⟨
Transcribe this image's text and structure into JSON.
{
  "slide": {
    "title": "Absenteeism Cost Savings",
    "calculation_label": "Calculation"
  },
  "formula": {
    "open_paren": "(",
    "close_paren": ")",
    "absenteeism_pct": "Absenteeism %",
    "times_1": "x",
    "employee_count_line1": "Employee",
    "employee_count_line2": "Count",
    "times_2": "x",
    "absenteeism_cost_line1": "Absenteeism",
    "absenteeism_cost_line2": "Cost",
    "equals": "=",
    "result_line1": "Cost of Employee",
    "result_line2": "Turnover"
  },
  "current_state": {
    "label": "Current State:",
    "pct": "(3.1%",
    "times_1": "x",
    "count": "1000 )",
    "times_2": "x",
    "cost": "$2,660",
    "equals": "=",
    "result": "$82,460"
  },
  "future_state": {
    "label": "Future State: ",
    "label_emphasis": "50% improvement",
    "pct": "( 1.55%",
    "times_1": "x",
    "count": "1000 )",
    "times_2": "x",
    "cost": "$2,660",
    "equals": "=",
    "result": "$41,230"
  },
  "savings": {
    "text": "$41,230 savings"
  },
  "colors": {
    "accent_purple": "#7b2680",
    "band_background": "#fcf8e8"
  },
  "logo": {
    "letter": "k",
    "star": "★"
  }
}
⟩
⟨
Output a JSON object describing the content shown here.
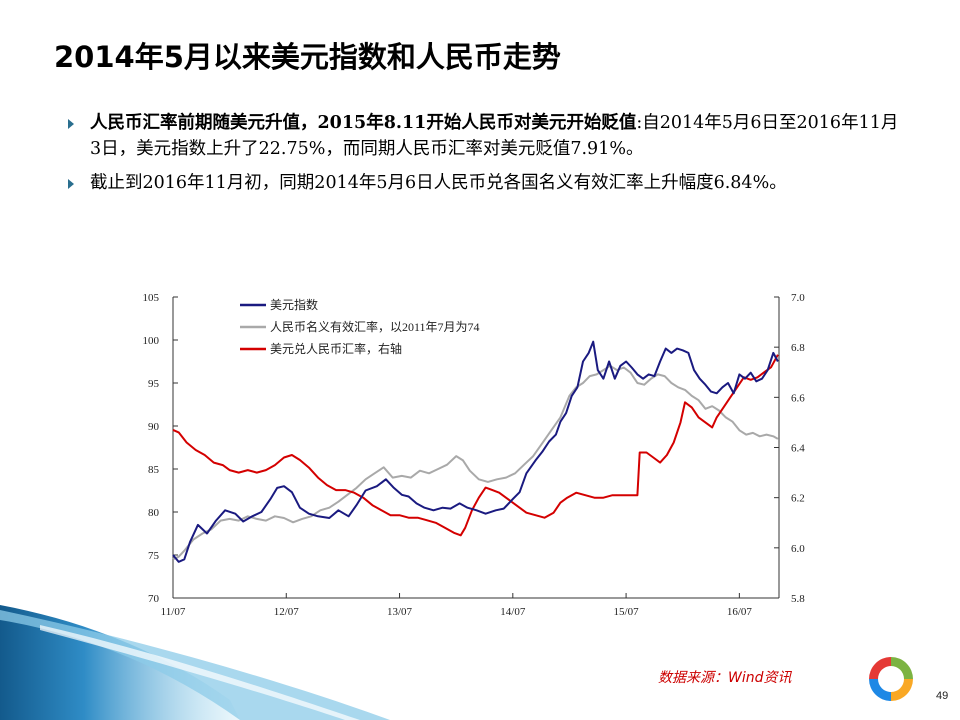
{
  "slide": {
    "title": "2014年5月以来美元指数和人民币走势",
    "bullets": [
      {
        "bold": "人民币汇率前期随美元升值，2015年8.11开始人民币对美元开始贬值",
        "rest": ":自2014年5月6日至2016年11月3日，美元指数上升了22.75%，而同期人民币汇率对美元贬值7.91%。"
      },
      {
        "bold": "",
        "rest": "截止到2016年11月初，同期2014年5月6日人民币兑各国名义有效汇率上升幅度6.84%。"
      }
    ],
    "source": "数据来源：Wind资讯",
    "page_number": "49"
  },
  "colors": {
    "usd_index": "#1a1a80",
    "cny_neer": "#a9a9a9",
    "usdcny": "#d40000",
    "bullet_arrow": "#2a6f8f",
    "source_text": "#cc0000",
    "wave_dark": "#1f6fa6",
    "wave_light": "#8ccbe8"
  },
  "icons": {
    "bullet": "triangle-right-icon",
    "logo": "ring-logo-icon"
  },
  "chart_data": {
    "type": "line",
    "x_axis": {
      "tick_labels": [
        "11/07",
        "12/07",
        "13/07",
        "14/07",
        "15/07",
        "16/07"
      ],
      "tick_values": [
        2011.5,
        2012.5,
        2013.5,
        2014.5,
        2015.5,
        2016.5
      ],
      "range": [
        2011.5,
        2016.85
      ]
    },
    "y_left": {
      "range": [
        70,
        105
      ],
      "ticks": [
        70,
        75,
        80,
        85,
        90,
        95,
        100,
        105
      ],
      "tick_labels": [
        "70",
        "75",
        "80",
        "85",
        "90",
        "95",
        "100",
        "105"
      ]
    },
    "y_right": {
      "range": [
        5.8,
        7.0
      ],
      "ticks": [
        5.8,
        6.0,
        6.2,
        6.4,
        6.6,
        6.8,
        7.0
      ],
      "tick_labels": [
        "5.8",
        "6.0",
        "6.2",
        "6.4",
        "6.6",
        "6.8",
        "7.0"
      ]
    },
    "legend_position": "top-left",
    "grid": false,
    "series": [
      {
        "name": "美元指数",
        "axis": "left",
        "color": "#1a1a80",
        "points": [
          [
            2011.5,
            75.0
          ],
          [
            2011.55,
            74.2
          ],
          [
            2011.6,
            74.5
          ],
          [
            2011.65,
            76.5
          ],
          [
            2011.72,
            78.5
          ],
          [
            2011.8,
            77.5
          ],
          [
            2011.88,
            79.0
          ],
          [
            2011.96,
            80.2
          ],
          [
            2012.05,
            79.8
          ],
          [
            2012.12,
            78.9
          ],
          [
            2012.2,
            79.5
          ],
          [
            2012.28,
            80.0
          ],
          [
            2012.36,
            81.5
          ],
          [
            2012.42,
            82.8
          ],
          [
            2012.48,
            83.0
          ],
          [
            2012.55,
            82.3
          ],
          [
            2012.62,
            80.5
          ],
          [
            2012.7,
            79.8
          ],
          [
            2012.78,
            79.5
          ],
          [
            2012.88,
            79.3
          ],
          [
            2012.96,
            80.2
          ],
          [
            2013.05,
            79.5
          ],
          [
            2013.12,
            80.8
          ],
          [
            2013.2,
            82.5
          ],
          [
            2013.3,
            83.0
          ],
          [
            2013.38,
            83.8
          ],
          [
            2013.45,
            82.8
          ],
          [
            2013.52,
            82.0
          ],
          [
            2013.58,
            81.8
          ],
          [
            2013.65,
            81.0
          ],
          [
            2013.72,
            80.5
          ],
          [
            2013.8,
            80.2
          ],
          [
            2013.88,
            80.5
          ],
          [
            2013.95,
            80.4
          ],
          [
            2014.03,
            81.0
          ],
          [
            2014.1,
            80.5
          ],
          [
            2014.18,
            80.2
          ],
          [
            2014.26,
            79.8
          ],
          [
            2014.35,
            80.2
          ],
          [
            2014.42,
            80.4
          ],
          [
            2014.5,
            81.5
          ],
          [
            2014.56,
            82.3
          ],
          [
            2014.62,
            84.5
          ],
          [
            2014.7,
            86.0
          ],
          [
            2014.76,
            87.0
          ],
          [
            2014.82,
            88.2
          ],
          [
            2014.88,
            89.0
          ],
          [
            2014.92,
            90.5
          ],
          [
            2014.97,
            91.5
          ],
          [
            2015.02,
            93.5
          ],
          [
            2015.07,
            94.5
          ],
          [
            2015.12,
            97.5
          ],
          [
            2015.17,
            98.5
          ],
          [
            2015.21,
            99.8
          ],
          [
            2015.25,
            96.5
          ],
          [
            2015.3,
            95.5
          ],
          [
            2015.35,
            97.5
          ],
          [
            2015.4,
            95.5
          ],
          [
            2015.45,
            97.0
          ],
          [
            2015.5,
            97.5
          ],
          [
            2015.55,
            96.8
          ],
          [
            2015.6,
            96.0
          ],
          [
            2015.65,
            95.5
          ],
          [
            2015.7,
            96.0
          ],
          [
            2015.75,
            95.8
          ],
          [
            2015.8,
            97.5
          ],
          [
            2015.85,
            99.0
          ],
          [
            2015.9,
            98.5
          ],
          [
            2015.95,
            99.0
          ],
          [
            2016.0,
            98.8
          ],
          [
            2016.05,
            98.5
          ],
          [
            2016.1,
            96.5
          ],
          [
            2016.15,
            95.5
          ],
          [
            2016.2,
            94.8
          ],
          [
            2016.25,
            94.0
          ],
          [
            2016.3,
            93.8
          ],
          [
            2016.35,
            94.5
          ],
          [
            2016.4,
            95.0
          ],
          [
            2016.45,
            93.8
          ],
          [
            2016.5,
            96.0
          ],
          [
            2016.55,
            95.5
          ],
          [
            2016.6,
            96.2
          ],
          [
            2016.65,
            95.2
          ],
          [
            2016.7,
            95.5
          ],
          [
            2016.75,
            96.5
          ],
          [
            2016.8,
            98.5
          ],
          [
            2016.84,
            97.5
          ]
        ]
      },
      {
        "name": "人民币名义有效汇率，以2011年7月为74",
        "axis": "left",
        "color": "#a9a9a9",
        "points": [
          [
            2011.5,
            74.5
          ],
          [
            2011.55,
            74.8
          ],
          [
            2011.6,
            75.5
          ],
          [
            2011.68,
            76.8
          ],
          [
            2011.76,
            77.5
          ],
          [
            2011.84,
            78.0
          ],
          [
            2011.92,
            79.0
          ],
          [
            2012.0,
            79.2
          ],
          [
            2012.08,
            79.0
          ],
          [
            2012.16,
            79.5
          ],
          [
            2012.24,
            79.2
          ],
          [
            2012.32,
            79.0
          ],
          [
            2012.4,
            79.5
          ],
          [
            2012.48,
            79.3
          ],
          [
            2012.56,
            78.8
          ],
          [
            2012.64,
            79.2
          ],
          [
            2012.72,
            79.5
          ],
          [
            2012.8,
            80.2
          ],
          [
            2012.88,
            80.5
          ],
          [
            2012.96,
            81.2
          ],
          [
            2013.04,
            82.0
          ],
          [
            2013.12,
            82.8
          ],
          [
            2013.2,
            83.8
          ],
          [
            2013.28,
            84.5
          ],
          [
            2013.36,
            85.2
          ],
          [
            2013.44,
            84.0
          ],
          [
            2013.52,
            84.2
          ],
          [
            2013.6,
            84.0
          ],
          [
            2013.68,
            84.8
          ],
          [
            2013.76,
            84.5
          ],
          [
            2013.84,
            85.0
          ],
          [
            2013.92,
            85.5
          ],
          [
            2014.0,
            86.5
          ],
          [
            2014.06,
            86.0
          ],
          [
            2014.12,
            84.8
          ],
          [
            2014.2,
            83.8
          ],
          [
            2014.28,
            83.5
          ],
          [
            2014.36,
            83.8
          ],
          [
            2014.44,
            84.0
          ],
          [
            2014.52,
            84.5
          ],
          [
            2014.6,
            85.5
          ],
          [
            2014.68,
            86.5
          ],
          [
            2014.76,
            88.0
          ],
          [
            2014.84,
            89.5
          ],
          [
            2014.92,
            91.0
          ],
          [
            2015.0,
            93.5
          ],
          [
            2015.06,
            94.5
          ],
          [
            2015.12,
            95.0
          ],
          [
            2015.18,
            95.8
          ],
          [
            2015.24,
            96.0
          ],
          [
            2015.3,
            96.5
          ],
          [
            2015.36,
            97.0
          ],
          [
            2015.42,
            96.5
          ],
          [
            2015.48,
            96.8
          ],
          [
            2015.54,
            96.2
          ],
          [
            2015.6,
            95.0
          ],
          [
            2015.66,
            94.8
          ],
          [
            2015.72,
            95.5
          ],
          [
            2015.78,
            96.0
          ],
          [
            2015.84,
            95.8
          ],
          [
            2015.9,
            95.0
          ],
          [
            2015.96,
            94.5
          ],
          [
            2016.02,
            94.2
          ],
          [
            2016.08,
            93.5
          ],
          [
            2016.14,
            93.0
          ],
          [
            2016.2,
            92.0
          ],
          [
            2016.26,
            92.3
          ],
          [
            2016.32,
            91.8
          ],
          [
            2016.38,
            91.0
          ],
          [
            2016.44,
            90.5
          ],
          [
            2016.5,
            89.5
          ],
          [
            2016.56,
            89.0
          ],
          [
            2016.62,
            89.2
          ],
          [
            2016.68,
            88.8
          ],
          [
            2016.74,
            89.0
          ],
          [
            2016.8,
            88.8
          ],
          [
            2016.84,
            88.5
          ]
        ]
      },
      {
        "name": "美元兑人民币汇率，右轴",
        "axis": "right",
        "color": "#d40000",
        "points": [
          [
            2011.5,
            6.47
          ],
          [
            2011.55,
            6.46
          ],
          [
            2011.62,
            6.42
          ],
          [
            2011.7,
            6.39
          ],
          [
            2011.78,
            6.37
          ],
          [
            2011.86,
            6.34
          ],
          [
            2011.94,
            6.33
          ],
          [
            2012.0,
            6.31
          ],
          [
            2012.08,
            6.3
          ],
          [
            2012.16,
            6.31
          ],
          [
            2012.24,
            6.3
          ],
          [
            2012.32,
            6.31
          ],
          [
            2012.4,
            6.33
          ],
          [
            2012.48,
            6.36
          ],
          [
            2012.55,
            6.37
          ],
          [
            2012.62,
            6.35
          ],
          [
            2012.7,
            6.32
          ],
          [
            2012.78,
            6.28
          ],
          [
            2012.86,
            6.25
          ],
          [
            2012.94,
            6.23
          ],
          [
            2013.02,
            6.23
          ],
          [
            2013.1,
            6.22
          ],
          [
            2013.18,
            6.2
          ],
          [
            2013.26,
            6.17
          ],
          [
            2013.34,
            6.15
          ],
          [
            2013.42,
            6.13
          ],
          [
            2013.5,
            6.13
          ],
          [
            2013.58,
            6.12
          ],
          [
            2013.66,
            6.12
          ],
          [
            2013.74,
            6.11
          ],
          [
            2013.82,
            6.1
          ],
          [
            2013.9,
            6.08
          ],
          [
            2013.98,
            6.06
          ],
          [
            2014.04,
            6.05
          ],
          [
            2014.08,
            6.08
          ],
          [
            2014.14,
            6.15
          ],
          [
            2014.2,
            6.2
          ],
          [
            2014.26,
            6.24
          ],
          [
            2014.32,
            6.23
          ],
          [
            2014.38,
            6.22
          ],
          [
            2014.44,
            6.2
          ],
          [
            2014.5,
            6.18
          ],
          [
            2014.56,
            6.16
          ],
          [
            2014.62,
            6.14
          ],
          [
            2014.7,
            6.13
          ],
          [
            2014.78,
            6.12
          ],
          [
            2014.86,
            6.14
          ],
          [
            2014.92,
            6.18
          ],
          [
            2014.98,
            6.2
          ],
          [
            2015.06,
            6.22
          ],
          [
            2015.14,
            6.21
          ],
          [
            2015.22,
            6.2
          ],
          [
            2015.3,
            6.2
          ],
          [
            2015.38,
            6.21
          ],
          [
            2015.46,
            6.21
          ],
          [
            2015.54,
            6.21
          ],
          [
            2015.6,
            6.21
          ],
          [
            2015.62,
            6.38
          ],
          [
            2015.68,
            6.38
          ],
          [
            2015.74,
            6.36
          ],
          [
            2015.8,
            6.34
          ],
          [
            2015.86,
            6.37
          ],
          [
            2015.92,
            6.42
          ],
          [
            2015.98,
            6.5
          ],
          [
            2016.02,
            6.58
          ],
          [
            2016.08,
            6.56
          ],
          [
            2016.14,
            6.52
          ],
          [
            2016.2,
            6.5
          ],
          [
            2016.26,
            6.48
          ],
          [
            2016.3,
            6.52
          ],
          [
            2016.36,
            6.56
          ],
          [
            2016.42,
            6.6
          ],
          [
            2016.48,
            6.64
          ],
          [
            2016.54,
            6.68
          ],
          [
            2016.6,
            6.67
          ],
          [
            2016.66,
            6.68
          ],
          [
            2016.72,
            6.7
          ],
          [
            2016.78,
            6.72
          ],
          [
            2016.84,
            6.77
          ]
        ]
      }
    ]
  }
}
⟩
WRITTEN REQUEST: Counting only lines of the data above that hold "name", report the total and nothing else.

TASK RESPONSE: 3